The task —
State the number of lines with the string "BKPT" in them, and nothing else.

Entries —
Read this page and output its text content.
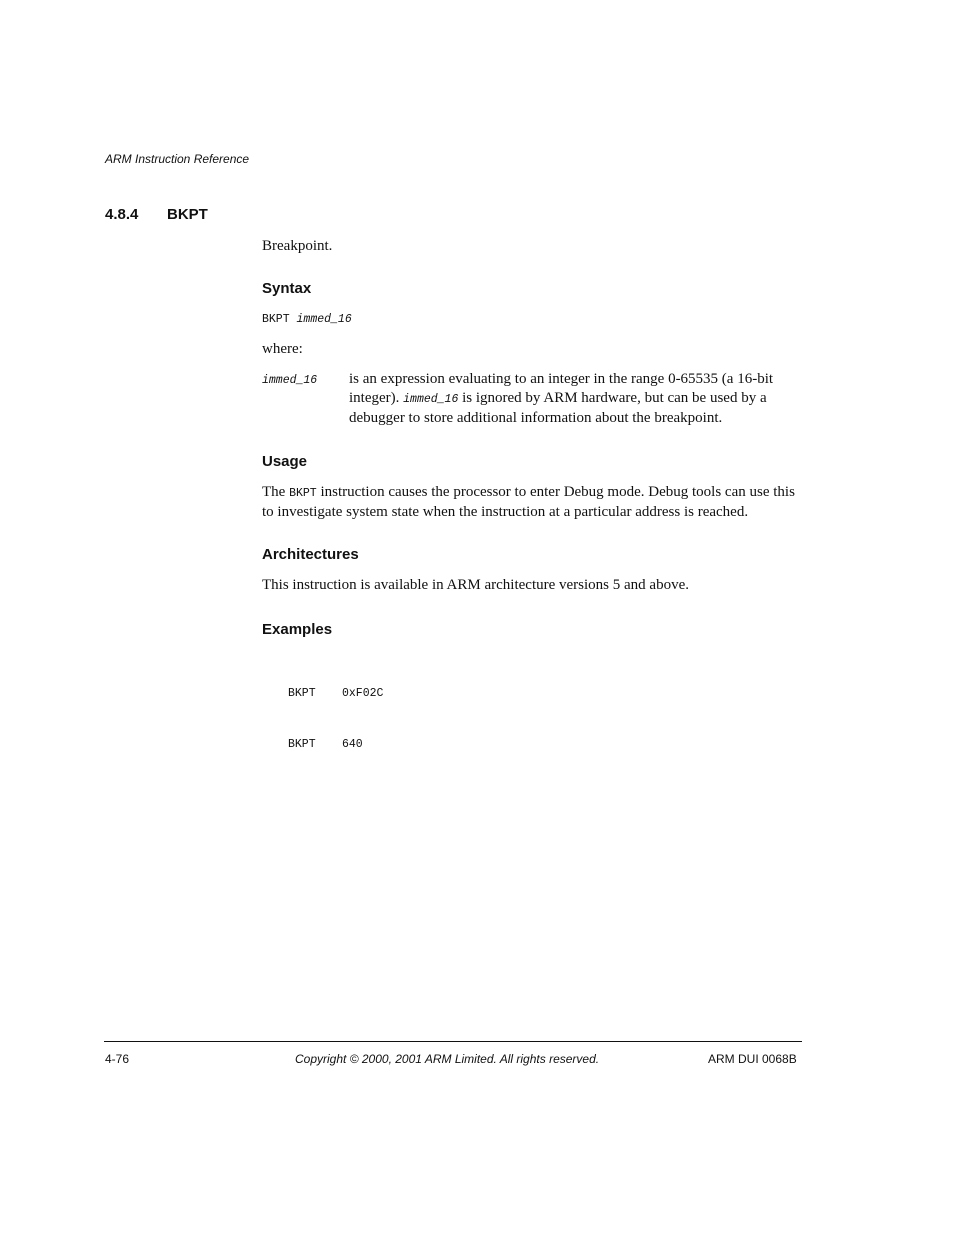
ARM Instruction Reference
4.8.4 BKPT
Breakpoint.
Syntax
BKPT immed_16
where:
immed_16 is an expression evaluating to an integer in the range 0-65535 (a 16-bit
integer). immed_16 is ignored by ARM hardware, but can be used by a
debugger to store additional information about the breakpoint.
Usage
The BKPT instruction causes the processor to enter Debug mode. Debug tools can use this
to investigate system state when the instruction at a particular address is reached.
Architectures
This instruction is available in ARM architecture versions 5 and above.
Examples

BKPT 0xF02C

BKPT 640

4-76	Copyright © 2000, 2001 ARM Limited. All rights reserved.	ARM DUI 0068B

Solved exercise —
5